## To be done
Would you transcribe the whole listing exactly, minus its pictures?
- - -
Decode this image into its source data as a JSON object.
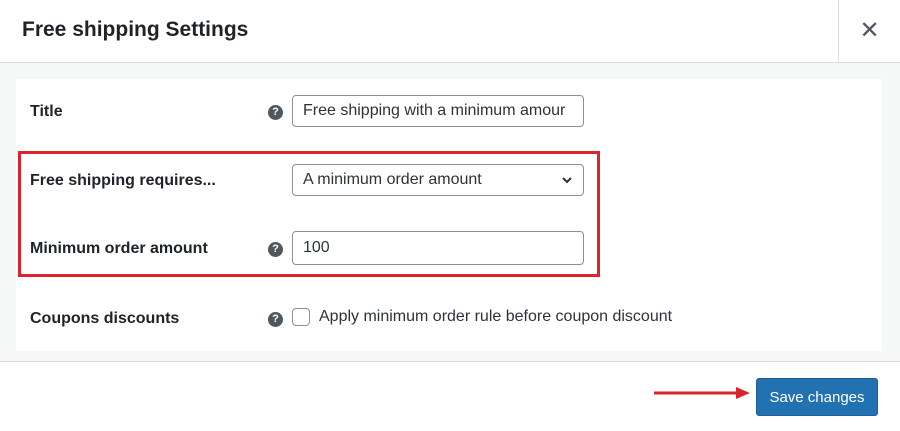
{
  "modal": {
    "title": "Free shipping Settings",
    "close_icon": "close-icon"
  },
  "fields": {
    "title": {
      "label": "Title",
      "value": "Free shipping with a minimum amour"
    },
    "requires": {
      "label": "Free shipping requires...",
      "selected": "A minimum order amount"
    },
    "min_amount": {
      "label": "Minimum order amount",
      "value": "100"
    },
    "coupons": {
      "label": "Coupons discounts",
      "checkbox_label": "Apply minimum order rule before coupon discount",
      "checked": false
    }
  },
  "footer": {
    "save_label": "Save changes"
  },
  "colors": {
    "primary": "#2271b1",
    "highlight": "#d9252b",
    "arrow": "#d9252b"
  }
}
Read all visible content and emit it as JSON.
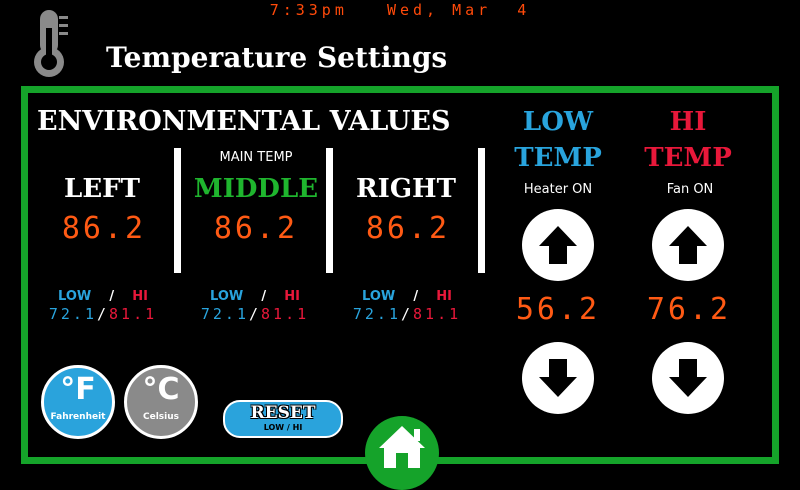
{
  "header": {
    "clock": "7:33pm   Wed, Mar  4",
    "title": "Temperature Settings",
    "icon": "thermometer-icon"
  },
  "environmental": {
    "title": "ENVIRONMENTAL VALUES",
    "zones": [
      {
        "caption": "",
        "label": "LEFT",
        "value": "86.2",
        "low_label": "LOW",
        "hi_label": "HI",
        "low": "72.1",
        "hi": "81.1"
      },
      {
        "caption": "MAIN TEMP",
        "label": "MIDDLE",
        "value": "86.2",
        "low_label": "LOW",
        "hi_label": "HI",
        "low": "72.1",
        "hi": "81.1"
      },
      {
        "caption": "",
        "label": "RIGHT",
        "value": "86.2",
        "low_label": "LOW",
        "hi_label": "HI",
        "low": "72.1",
        "hi": "81.1"
      }
    ],
    "separator": "/"
  },
  "low_temp": {
    "title_1": "LOW",
    "title_2": "TEMP",
    "status": "Heater ON",
    "value": "56.2",
    "up_icon": "arrow-up-icon",
    "down_icon": "arrow-down-icon"
  },
  "hi_temp": {
    "title_1": "HI",
    "title_2": "TEMP",
    "status": "Fan ON",
    "value": "76.2",
    "up_icon": "arrow-up-icon",
    "down_icon": "arrow-down-icon"
  },
  "units": {
    "fahrenheit_symbol": "°F",
    "fahrenheit_label": "Fahrenheit",
    "celsius_symbol": "°C",
    "celsius_label": "Celsius"
  },
  "reset": {
    "label": "RESET",
    "sublabel": "LOW / HI"
  },
  "home": {
    "icon": "home-icon"
  },
  "colors": {
    "frame_green": "#15a32a",
    "value_orange": "#ff5a14",
    "low_blue": "#29a4dd",
    "hi_red": "#e8183a",
    "fahrenheit_active": "#2aa3dc",
    "celsius_inactive": "#8a8a8a"
  }
}
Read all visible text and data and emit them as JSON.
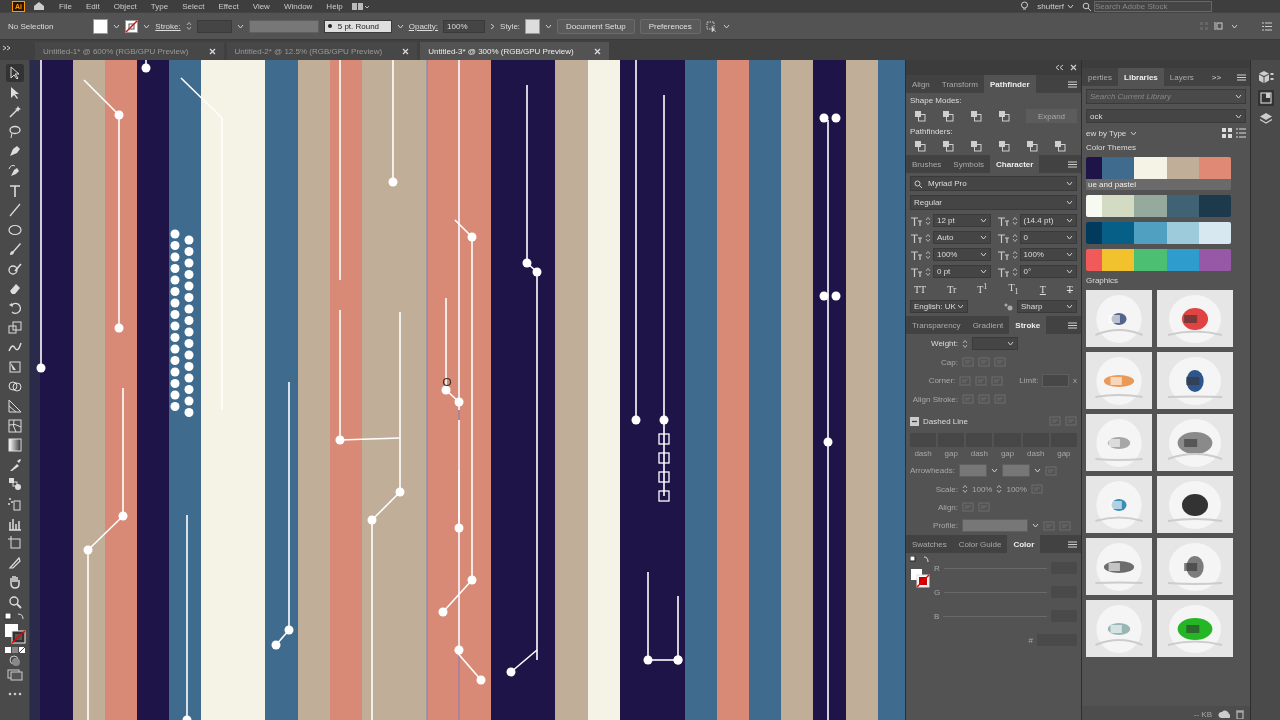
{
  "menu_bar": {
    "logo": "Ai",
    "items": [
      "File",
      "Edit",
      "Object",
      "Type",
      "Select",
      "Effect",
      "View",
      "Window",
      "Help"
    ],
    "workspace": "shutterf",
    "stock_search": {
      "placeholder": "Search Adobe Stock"
    }
  },
  "control_bar": {
    "selection": "No Selection",
    "stroke_label": "Stroke:",
    "brush": "5 pt. Round",
    "opacity_label": "Opacity:",
    "opacity": "100%",
    "style_label": "Style:",
    "buttons": [
      "Document Setup",
      "Preferences"
    ]
  },
  "doc_tabs": [
    {
      "label": "Untitled-1* @ 600% (RGB/GPU Preview)",
      "selected": false
    },
    {
      "label": "Untitled-2* @ 12.5% (RGB/GPU Preview)",
      "selected": false
    },
    {
      "label": "Untitled-3* @ 300% (RGB/GPU Preview)",
      "selected": true
    }
  ],
  "pathfinder_panel": {
    "tabs": [
      {
        "label": "Align",
        "selected": false
      },
      {
        "label": "Transform",
        "selected": false
      },
      {
        "label": "Pathfinder",
        "selected": true
      }
    ],
    "shape_modes_label": "Shape Modes:",
    "expand": "Expand",
    "pathfinders_label": "Pathfinders:"
  },
  "character_panel": {
    "tabs": [
      {
        "label": "Brushes",
        "selected": false
      },
      {
        "label": "Symbols",
        "selected": false
      },
      {
        "label": "Character",
        "selected": true
      }
    ],
    "font": "Myriad Pro",
    "style": "Regular",
    "fields": [
      "12 pt",
      "(14.4 pt)",
      "Auto",
      "0",
      "100%",
      "100%",
      "0 pt",
      "0°"
    ],
    "type_buttons": [
      {
        "label": "TT",
        "kind": "plain"
      },
      {
        "label": "Tr",
        "kind": "plain"
      },
      {
        "label": "T$^{1}$",
        "kind": "plain"
      },
      {
        "label": "T$_{1}$",
        "kind": "plain"
      },
      {
        "label": "T",
        "kind": "underline"
      },
      {
        "label": "T",
        "kind": "strike"
      }
    ],
    "language": "English: UK",
    "antialias": "Sharp"
  },
  "stroke_panel": {
    "tabs": [
      {
        "label": "Transparency",
        "selected": false
      },
      {
        "label": "Gradient",
        "selected": false
      },
      {
        "label": "Stroke",
        "selected": true
      }
    ],
    "weight_label": "Weight:",
    "cap_label": "Cap:",
    "corner_label": "Corner:",
    "limit_label": "Limit:",
    "limit_unit": "x",
    "align_label": "Align Stroke:",
    "dashed_label": "Dashed Line",
    "dash_labels": [
      "dash",
      "gap",
      "dash",
      "gap",
      "dash",
      "gap"
    ],
    "arrowheads_label": "Arrowheads:",
    "scale_label": "Scale:",
    "scales": [
      "100%",
      "100%"
    ],
    "arrow_align_label": "Align:",
    "profile_label": "Profile:"
  },
  "color_panel": {
    "tabs": [
      {
        "label": "Swatches",
        "selected": false
      },
      {
        "label": "Color Guide",
        "selected": false
      },
      {
        "label": "Color",
        "selected": true
      }
    ],
    "channels": [
      "R",
      "G",
      "B"
    ],
    "hex_label": "#"
  },
  "libraries_panel": {
    "tabs": [
      {
        "label": "perties",
        "selected": false
      },
      {
        "label": "Libraries",
        "selected": true
      },
      {
        "label": "Layers",
        "selected": false
      }
    ],
    "more": ">>",
    "search": {
      "placeholder": "Search Current Library"
    },
    "library": "ock",
    "view": "ew by Type",
    "themes_label": "Color Themes",
    "themes": [
      {
        "name": "ue and pastel",
        "swatches": [
          {
            "color": "#1e1447"
          },
          {
            "color": "#3f6b8e"
          },
          {
            "color": "#f4f3e6"
          },
          {
            "color": "#c1ae98"
          },
          {
            "color": "#e08a76"
          }
        ]
      },
      {
        "swatches": [
          {
            "color": "#f6faf0"
          },
          {
            "color": "#d3dcc3"
          },
          {
            "color": "#95aa9c"
          },
          {
            "color": "#3f6275"
          },
          {
            "color": "#1d3a4c"
          }
        ]
      },
      {
        "swatches": [
          {
            "color": "#013a5c"
          },
          {
            "color": "#055f86"
          },
          {
            "color": "#4fa0c1"
          },
          {
            "color": "#9ecbdc"
          },
          {
            "color": "#d8e8f0"
          }
        ]
      },
      {
        "swatches": [
          {
            "color": "#f05a5a"
          },
          {
            "color": "#f2c12e"
          },
          {
            "color": "#4cbf72"
          },
          {
            "color": "#2e9ccc"
          },
          {
            "color": "#9858a8"
          }
        ]
      }
    ],
    "graphics_label": "Graphics",
    "size": "-- KB"
  }
}
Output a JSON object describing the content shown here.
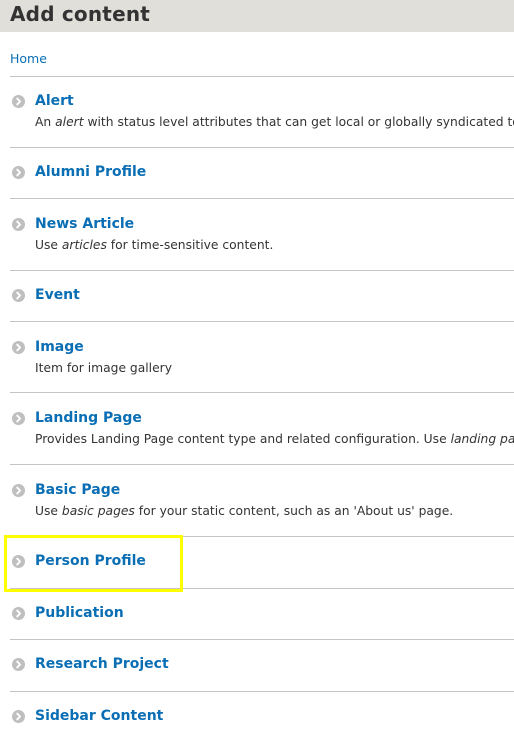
- - -
## Task result
Decode this image into its source data as a JSON object.
{
  "modal": {
    "title": "Free shipping Settings",
    "close_icon": "close-icon"
  },
  "fields": {
    "title": {
      "label": "Title",
      "value": "Free shipping with a minimum amour"
    },
    "requires": {
      "label": "Free shipping requires...",
      "selected": "A minimum order amount"
    },
    "min_amount": {
      "label": "Minimum order amount",
      "value": "100"
    },
    "coupons": {
      "label": "Coupons discounts",
      "checkbox_label": "Apply minimum order rule before coupon discount",
      "checked": false
    }
  },
  "footer": {
    "save_label": "Save changes"
  },
  "colors": {
    "primary": "#2271b1",
    "highlight": "#d9252b",
    "arrow": "#d9252b"
  }
}
Read all visible content and emit it as JSON.
{
  "header": {
    "clock": "7:33pm   Wed, Mar  4",
    "title": "Temperature Settings",
    "icon": "thermometer-icon"
  },
  "environmental": {
    "title": "ENVIRONMENTAL VALUES",
    "zones": [
      {
        "caption": "",
        "label": "LEFT",
        "value": "86.2",
        "low_label": "LOW",
        "hi_label": "HI",
        "low": "72.1",
        "hi": "81.1"
      },
      {
        "caption": "MAIN TEMP",
        "label": "MIDDLE",
        "value": "86.2",
        "low_label": "LOW",
        "hi_label": "HI",
        "low": "72.1",
        "hi": "81.1"
      },
      {
        "caption": "",
        "label": "RIGHT",
        "value": "86.2",
        "low_label": "LOW",
        "hi_label": "HI",
        "low": "72.1",
        "hi": "81.1"
      }
    ],
    "separator": "/"
  },
  "low_temp": {
    "title_1": "LOW",
    "title_2": "TEMP",
    "status": "Heater ON",
    "value": "56.2",
    "up_icon": "arrow-up-icon",
    "down_icon": "arrow-down-icon"
  },
  "hi_temp": {
    "title_1": "HI",
    "title_2": "TEMP",
    "status": "Fan ON",
    "value": "76.2",
    "up_icon": "arrow-up-icon",
    "down_icon": "arrow-down-icon"
  },
  "units": {
    "fahrenheit_symbol": "°F",
    "fahrenheit_label": "Fahrenheit",
    "celsius_symbol": "°C",
    "celsius_label": "Celsius"
  },
  "reset": {
    "label": "RESET",
    "sublabel": "LOW / HI"
  },
  "home": {
    "icon": "home-icon"
  },
  "colors": {
    "frame_green": "#15a32a",
    "value_orange": "#ff5a14",
    "low_blue": "#29a4dd",
    "hi_red": "#e8183a",
    "fahrenheit_active": "#2aa3dc",
    "celsius_inactive": "#8a8a8a"
  }
}
Read all visible text and data and emit them as JSON.
{
  "menu_bar": {
    "logo": "Ai",
    "items": [
      "File",
      "Edit",
      "Object",
      "Type",
      "Select",
      "Effect",
      "View",
      "Window",
      "Help"
    ],
    "workspace": "shutterf",
    "stock_search": {
      "placeholder": "Search Adobe Stock"
    }
  },
  "control_bar": {
    "selection": "No Selection",
    "stroke_label": "Stroke:",
    "brush": "5 pt. Round",
    "opacity_label": "Opacity:",
    "opacity": "100%",
    "style_label": "Style:",
    "buttons": [
      "Document Setup",
      "Preferences"
    ]
  },
  "doc_tabs": [
    {
      "label": "Untitled-1* @ 600% (RGB/GPU Preview)",
      "selected": false
    },
    {
      "label": "Untitled-2* @ 12.5% (RGB/GPU Preview)",
      "selected": false
    },
    {
      "label": "Untitled-3* @ 300% (RGB/GPU Preview)",
      "selected": true
    }
  ],
  "pathfinder_panel": {
    "tabs": [
      {
        "label": "Align",
        "selected": false
      },
      {
        "label": "Transform",
        "selected": false
      },
      {
        "label": "Pathfinder",
        "selected": true
      }
    ],
    "shape_modes_label": "Shape Modes:",
    "expand": "Expand",
    "pathfinders_label": "Pathfinders:"
  },
  "character_panel": {
    "tabs": [
      {
        "label": "Brushes",
        "selected": false
      },
      {
        "label": "Symbols",
        "selected": false
      },
      {
        "label": "Character",
        "selected": true
      }
    ],
    "font": "Myriad Pro",
    "style": "Regular",
    "fields": [
      "12 pt",
      "(14.4 pt)",
      "Auto",
      "0",
      "100%",
      "100%",
      "0 pt",
      "0°"
    ],
    "type_buttons": [
      {
        "label": "TT",
        "kind": "plain"
      },
      {
        "label": "Tr",
        "kind": "plain"
      },
      {
        "label": "T$^{1}$",
        "kind": "plain"
      },
      {
        "label": "T$_{1}$",
        "kind": "plain"
      },
      {
        "label": "T",
        "kind": "underline"
      },
      {
        "label": "T",
        "kind": "strike"
      }
    ],
    "language": "English: UK",
    "antialias": "Sharp"
  },
  "stroke_panel": {
    "tabs": [
      {
        "label": "Transparency",
        "selected": false
      },
      {
        "label": "Gradient",
        "selected": false
      },
      {
        "label": "Stroke",
        "selected": true
      }
    ],
    "weight_label": "Weight:",
    "cap_label": "Cap:",
    "corner_label": "Corner:",
    "limit_label": "Limit:",
    "limit_unit": "x",
    "align_label": "Align Stroke:",
    "dashed_label": "Dashed Line",
    "dash_labels": [
      "dash",
      "gap",
      "dash",
      "gap",
      "dash",
      "gap"
    ],
    "arrowheads_label": "Arrowheads:",
    "scale_label": "Scale:",
    "scales": [
      "100%",
      "100%"
    ],
    "arrow_align_label": "Align:",
    "profile_label": "Profile:"
  },
  "color_panel": {
    "tabs": [
      {
        "label": "Swatches",
        "selected": false
      },
      {
        "label": "Color Guide",
        "selected": false
      },
      {
        "label": "Color",
        "selected": true
      }
    ],
    "channels": [
      "R",
      "G",
      "B"
    ],
    "hex_label": "#"
  },
  "libraries_panel": {
    "tabs": [
      {
        "label": "perties",
        "selected": false
      },
      {
        "label": "Libraries",
        "selected": true
      },
      {
        "label": "Layers",
        "selected": false
      }
    ],
    "more": ">>",
    "search": {
      "placeholder": "Search Current Library"
    },
    "library": "ock",
    "view": "ew by Type",
    "themes_label": "Color Themes",
    "themes": [
      {
        "name": "ue and pastel",
        "swatches": [
          {
            "color": "#1e1447"
          },
          {
            "color": "#3f6b8e"
          },
          {
            "color": "#f4f3e6"
          },
          {
            "color": "#c1ae98"
          },
          {
            "color": "#e08a76"
          }
        ]
      },
      {
        "swatches": [
          {
            "color": "#f6faf0"
          },
          {
            "color": "#d3dcc3"
          },
          {
            "color": "#95aa9c"
          },
          {
            "color": "#3f6275"
          },
          {
            "color": "#1d3a4c"
          }
        ]
      },
      {
        "swatches": [
          {
            "color": "#013a5c"
          },
          {
            "color": "#055f86"
          },
          {
            "color": "#4fa0c1"
          },
          {
            "color": "#9ecbdc"
          },
          {
            "color": "#d8e8f0"
          }
        ]
      },
      {
        "swatches": [
          {
            "color": "#f05a5a"
          },
          {
            "color": "#f2c12e"
          },
          {
            "color": "#4cbf72"
          },
          {
            "color": "#2e9ccc"
          },
          {
            "color": "#9858a8"
          }
        ]
      }
    ],
    "graphics_label": "Graphics",
    "size": "-- KB"
  }
}
Output a JSON object describing the content shown here.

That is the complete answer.